▸ **WHAT IS ASKED**
For the records that follow, return only the count of lines containing the string "Histogram".

▸ **LISTED ENTRIES**
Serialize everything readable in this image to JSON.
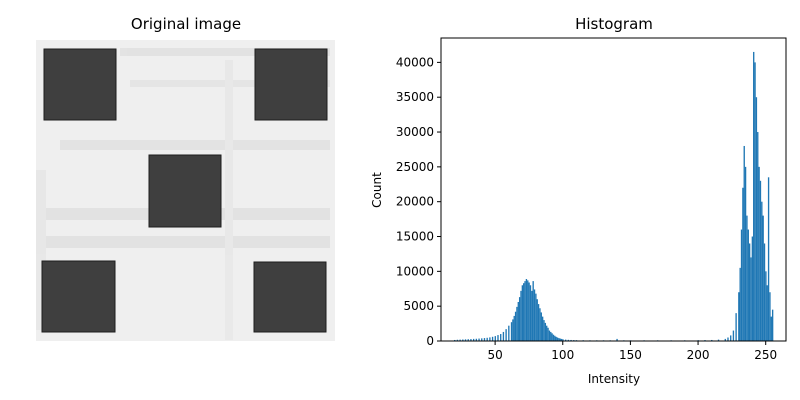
{
  "figure": {
    "left_title": "Original image",
    "right_title": "Histogram"
  },
  "image_panel": {
    "background_color": "#efefef",
    "square_color": "#3f3f3f",
    "square_border_color": "#1e1e1e",
    "square_count": 5
  },
  "chart_data": {
    "type": "bar",
    "title": "Histogram",
    "xlabel": "Intensity",
    "ylabel": "Count",
    "xlim": [
      10,
      265
    ],
    "ylim": [
      0,
      43500
    ],
    "xticks": [
      50,
      100,
      150,
      200,
      250
    ],
    "yticks": [
      0,
      5000,
      10000,
      15000,
      20000,
      25000,
      30000,
      35000,
      40000
    ],
    "bar_color": "#1f77b4",
    "grid": false,
    "series": [
      {
        "x": [
          20,
          22,
          24,
          26,
          28,
          30,
          32,
          34,
          36,
          38,
          40,
          42,
          44,
          46,
          48,
          50,
          52,
          54,
          56,
          58,
          60,
          62,
          63,
          64,
          65,
          66,
          67,
          68,
          69,
          70,
          71,
          72,
          73,
          74,
          75,
          76,
          77,
          78,
          79,
          80,
          81,
          82,
          83,
          84,
          85,
          86,
          87,
          88,
          89,
          90,
          91,
          92,
          93,
          94,
          95,
          96,
          97,
          98,
          99,
          100,
          102,
          104,
          106,
          108,
          110,
          115,
          120,
          125,
          130,
          135,
          140,
          145,
          150,
          160,
          170,
          180,
          190,
          200,
          205,
          210,
          215,
          220,
          222,
          224,
          226,
          228,
          230,
          231,
          232,
          233,
          234,
          235,
          236,
          237,
          238,
          239,
          240,
          241,
          242,
          243,
          244,
          245,
          246,
          247,
          248,
          249,
          250,
          251,
          252,
          253,
          254,
          255
        ],
        "values": [
          150,
          180,
          200,
          220,
          240,
          260,
          280,
          300,
          320,
          350,
          380,
          420,
          460,
          520,
          600,
          700,
          850,
          1000,
          1300,
          1700,
          2200,
          2700,
          3100,
          3600,
          4200,
          4900,
          5600,
          6300,
          7200,
          8000,
          8300,
          8600,
          8900,
          8700,
          8400,
          8000,
          7200,
          8600,
          7400,
          6800,
          6000,
          5300,
          4700,
          4100,
          3500,
          3000,
          2600,
          2200,
          1900,
          1500,
          1300,
          1100,
          900,
          750,
          600,
          500,
          420,
          350,
          300,
          250,
          200,
          170,
          150,
          130,
          120,
          110,
          100,
          100,
          100,
          100,
          300,
          100,
          100,
          100,
          100,
          100,
          100,
          120,
          130,
          150,
          200,
          300,
          500,
          800,
          1500,
          4000,
          7000,
          10500,
          16000,
          22000,
          28000,
          25000,
          18000,
          16000,
          14000,
          12000,
          15000,
          41500,
          40000,
          35000,
          30000,
          25000,
          23000,
          20000,
          18000,
          14000,
          10000,
          8000,
          23500,
          7000,
          3500,
          4500
        ]
      }
    ]
  }
}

▸ **EXPECTED ANSWER**
2